Entries provided:

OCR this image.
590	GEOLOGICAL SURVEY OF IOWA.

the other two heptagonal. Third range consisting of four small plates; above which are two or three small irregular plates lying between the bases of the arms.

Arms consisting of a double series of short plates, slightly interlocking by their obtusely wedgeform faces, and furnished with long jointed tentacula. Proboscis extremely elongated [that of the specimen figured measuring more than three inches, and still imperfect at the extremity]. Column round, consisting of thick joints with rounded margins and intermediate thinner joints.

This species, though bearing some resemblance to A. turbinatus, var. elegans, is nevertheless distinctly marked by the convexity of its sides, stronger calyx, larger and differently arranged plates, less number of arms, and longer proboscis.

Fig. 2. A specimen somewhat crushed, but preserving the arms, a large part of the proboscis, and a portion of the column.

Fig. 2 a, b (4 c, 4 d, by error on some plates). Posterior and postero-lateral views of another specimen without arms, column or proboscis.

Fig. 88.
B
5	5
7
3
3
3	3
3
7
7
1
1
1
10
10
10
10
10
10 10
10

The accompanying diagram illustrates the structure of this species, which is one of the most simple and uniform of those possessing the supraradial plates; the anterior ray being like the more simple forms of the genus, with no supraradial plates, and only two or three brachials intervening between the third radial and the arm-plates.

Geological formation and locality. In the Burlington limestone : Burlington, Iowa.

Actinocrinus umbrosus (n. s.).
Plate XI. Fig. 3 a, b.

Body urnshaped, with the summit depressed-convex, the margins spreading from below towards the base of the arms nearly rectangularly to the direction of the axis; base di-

Exercise description: Would you reproduce all the entries exactly?

Finished answer:
OCR this image.
590	GEOLOGICAL SURVEY OF IOWA.

the other two heptagonal. Third range consisting of four small plates; above which are two or three small irregular plates lying between the bases of the arms.

Arms consisting of a double series of short plates, slightly interlocking by their obtusely wedgeform faces, and furnished with long jointed tentacula. Proboscis extremely elongated [that of the specimen figured measuring more than three inches, and still imperfect at the extremity]. Column round, consisting of thick joints with rounded margins and intermediate thinner joints.

This species, though bearing some resemblance to A. turbinatus, var. elegans, is nevertheless distinctly marked by the convexity of its sides, stronger calyx, larger and differently arranged plates, less number of arms, and longer proboscis.

Fig. 2. A specimen somewhat crushed, but preserving the arms, a large part of the proboscis, and a portion of the column.

Fig. 2 a, b (4 c, 4 d, by error on some plates). Posterior and postero-lateral views of another specimen without arms, column or proboscis.

Fig. 88.
B
5	5
7
3
3
3	3
3
7
7
1
1
1
10
10
10
10
10
10 10
10

The accompanying diagram illustrates the structure of this species, which is one of the most simple and uniform of those possessing the supraradial plates; the anterior ray being like the more simple forms of the genus, with no supraradial plates, and only two or three brachials intervening between the third radial and the arm-plates.

Geological formation and locality. In the Burlington limestone : Burlington, Iowa.

Actinocrinus umbrosus (n. s.).
Plate XI. Fig. 3 a, b.

Body urnshaped, with the summit depressed-convex, the margins spreading from below towards the base of the arms nearly rectangularly to the direction of the axis; base di-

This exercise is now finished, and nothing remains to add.